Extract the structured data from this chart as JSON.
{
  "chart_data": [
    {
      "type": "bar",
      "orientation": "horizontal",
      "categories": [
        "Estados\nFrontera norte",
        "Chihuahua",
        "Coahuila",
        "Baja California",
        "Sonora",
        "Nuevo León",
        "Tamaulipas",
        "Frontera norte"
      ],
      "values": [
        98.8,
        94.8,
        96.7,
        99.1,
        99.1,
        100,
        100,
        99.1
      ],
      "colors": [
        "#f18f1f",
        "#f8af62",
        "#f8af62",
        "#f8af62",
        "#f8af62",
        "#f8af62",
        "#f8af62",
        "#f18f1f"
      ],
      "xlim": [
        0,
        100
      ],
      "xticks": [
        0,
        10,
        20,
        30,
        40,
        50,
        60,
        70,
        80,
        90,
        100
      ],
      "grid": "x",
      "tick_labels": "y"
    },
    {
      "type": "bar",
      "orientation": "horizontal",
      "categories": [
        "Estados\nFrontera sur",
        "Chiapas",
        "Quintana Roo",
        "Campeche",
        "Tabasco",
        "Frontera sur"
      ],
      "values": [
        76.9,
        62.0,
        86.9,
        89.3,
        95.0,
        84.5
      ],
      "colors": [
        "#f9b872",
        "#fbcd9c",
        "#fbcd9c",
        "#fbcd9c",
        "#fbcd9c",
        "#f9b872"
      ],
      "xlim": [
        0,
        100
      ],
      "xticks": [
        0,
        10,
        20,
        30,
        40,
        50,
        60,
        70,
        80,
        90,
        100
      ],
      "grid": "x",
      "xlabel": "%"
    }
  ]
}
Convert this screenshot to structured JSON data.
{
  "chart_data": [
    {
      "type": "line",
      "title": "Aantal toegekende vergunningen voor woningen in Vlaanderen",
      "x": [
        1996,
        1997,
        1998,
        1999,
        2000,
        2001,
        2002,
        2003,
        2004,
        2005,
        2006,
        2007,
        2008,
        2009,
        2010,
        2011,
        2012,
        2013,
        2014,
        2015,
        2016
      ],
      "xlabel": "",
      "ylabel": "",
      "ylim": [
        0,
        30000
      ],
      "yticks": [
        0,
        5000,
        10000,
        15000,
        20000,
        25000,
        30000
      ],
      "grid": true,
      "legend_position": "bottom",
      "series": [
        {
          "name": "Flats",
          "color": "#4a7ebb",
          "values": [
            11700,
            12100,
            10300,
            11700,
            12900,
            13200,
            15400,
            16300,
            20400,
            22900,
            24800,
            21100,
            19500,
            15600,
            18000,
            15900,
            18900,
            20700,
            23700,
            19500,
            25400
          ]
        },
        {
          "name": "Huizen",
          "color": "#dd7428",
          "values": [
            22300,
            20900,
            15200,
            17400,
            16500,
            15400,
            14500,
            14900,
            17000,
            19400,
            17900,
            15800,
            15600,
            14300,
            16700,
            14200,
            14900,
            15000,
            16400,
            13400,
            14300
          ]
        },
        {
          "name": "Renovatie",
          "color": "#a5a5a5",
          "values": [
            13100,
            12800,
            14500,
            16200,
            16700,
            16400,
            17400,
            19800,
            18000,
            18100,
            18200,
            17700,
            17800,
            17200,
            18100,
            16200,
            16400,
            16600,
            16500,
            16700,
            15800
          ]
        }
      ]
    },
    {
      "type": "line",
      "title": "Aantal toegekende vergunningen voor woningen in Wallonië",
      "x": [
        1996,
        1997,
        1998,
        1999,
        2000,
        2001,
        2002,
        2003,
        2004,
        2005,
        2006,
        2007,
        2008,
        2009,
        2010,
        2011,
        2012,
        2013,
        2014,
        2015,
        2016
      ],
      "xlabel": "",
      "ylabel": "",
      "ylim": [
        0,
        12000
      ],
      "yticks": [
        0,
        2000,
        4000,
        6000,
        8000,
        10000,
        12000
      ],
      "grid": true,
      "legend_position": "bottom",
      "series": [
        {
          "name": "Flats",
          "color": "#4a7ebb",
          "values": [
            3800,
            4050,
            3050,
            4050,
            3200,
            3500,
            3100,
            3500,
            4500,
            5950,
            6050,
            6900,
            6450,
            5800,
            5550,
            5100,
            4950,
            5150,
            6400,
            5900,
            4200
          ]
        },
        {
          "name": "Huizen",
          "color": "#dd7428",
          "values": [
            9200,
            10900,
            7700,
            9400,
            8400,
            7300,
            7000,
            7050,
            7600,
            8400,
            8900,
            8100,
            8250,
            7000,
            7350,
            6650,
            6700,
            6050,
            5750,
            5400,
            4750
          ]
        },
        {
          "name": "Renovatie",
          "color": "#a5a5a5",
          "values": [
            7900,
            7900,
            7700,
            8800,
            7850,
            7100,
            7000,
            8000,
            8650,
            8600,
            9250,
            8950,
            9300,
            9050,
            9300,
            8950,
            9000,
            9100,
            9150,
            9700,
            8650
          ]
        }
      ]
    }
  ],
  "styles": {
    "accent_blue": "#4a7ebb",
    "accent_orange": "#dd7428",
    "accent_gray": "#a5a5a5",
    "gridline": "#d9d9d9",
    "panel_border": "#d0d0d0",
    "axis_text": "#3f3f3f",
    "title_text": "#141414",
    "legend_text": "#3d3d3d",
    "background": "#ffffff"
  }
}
-.-.-
Reproduce each record shown above without altering a single word.

Written answer |
Extract the structured data from this chart as JSON.
{
  "chart_data": [
    {
      "type": "bar",
      "orientation": "horizontal",
      "categories": [
        "Estados\nFrontera norte",
        "Chihuahua",
        "Coahuila",
        "Baja California",
        "Sonora",
        "Nuevo León",
        "Tamaulipas",
        "Frontera norte"
      ],
      "values": [
        98.8,
        94.8,
        96.7,
        99.1,
        99.1,
        100,
        100,
        99.1
      ],
      "colors": [
        "#f18f1f",
        "#f8af62",
        "#f8af62",
        "#f8af62",
        "#f8af62",
        "#f8af62",
        "#f8af62",
        "#f18f1f"
      ],
      "xlim": [
        0,
        100
      ],
      "xticks": [
        0,
        10,
        20,
        30,
        40,
        50,
        60,
        70,
        80,
        90,
        100
      ],
      "grid": "x",
      "tick_labels": "y"
    },
    {
      "type": "bar",
      "orientation": "horizontal",
      "categories": [
        "Estados\nFrontera sur",
        "Chiapas",
        "Quintana Roo",
        "Campeche",
        "Tabasco",
        "Frontera sur"
      ],
      "values": [
        76.9,
        62.0,
        86.9,
        89.3,
        95.0,
        84.5
      ],
      "colors": [
        "#f9b872",
        "#fbcd9c",
        "#fbcd9c",
        "#fbcd9c",
        "#fbcd9c",
        "#f9b872"
      ],
      "xlim": [
        0,
        100
      ],
      "xticks": [
        0,
        10,
        20,
        30,
        40,
        50,
        60,
        70,
        80,
        90,
        100
      ],
      "grid": "x",
      "xlabel": "%"
    }
  ]
}
Convert this screenshot to structured JSON data.
{
  "chart_data": [
    {
      "type": "line",
      "title": "Aantal toegekende vergunningen voor woningen in Vlaanderen",
      "x": [
        1996,
        1997,
        1998,
        1999,
        2000,
        2001,
        2002,
        2003,
        2004,
        2005,
        2006,
        2007,
        2008,
        2009,
        2010,
        2011,
        2012,
        2013,
        2014,
        2015,
        2016
      ],
      "xlabel": "",
      "ylabel": "",
      "ylim": [
        0,
        30000
      ],
      "yticks": [
        0,
        5000,
        10000,
        15000,
        20000,
        25000,
        30000
      ],
      "grid": true,
      "legend_position": "bottom",
      "series": [
        {
          "name": "Flats",
          "color": "#4a7ebb",
          "values": [
            11700,
            12100,
            10300,
            11700,
            12900,
            13200,
            15400,
            16300,
            20400,
            22900,
            24800,
            21100,
            19500,
            15600,
            18000,
            15900,
            18900,
            20700,
            23700,
            19500,
            25400
          ]
        },
        {
          "name": "Huizen",
          "color": "#dd7428",
          "values": [
            22300,
            20900,
            15200,
            17400,
            16500,
            15400,
            14500,
            14900,
            17000,
            19400,
            17900,
            15800,
            15600,
            14300,
            16700,
            14200,
            14900,
            15000,
            16400,
            13400,
            14300
          ]
        },
        {
          "name": "Renovatie",
          "color": "#a5a5a5",
          "values": [
            13100,
            12800,
            14500,
            16200,
            16700,
            16400,
            17400,
            19800,
            18000,
            18100,
            18200,
            17700,
            17800,
            17200,
            18100,
            16200,
            16400,
            16600,
            16500,
            16700,
            15800
          ]
        }
      ]
    },
    {
      "type": "line",
      "title": "Aantal toegekende vergunningen voor woningen in Wallonië",
      "x": [
        1996,
        1997,
        1998,
        1999,
        2000,
        2001,
        2002,
        2003,
        2004,
        2005,
        2006,
        2007,
        2008,
        2009,
        2010,
        2011,
        2012,
        2013,
        2014,
        2015,
        2016
      ],
      "xlabel": "",
      "ylabel": "",
      "ylim": [
        0,
        12000
      ],
      "yticks": [
        0,
        2000,
        4000,
        6000,
        8000,
        10000,
        12000
      ],
      "grid": true,
      "legend_position": "bottom",
      "series": [
        {
          "name": "Flats",
          "color": "#4a7ebb",
          "values": [
            3800,
            4050,
            3050,
            4050,
            3200,
            3500,
            3100,
            3500,
            4500,
            5950,
            6050,
            6900,
            6450,
            5800,
            5550,
            5100,
            4950,
            5150,
            6400,
            5900,
            4200
          ]
        },
        {
          "name": "Huizen",
          "color": "#dd7428",
          "values": [
            9200,
            10900,
            7700,
            9400,
            8400,
            7300,
            7000,
            7050,
            7600,
            8400,
            8900,
            8100,
            8250,
            7000,
            7350,
            6650,
            6700,
            6050,
            5750,
            5400,
            4750
          ]
        },
        {
          "name": "Renovatie",
          "color": "#a5a5a5",
          "values": [
            7900,
            7900,
            7700,
            8800,
            7850,
            7100,
            7000,
            8000,
            8650,
            8600,
            9250,
            8950,
            9300,
            9050,
            9300,
            8950,
            9000,
            9100,
            9150,
            9700,
            8650
          ]
        }
      ]
    }
  ],
  "styles": {
    "accent_blue": "#4a7ebb",
    "accent_orange": "#dd7428",
    "accent_gray": "#a5a5a5",
    "gridline": "#d9d9d9",
    "panel_border": "#d0d0d0",
    "axis_text": "#3f3f3f",
    "title_text": "#141414",
    "legend_text": "#3d3d3d",
    "background": "#ffffff"
  }
}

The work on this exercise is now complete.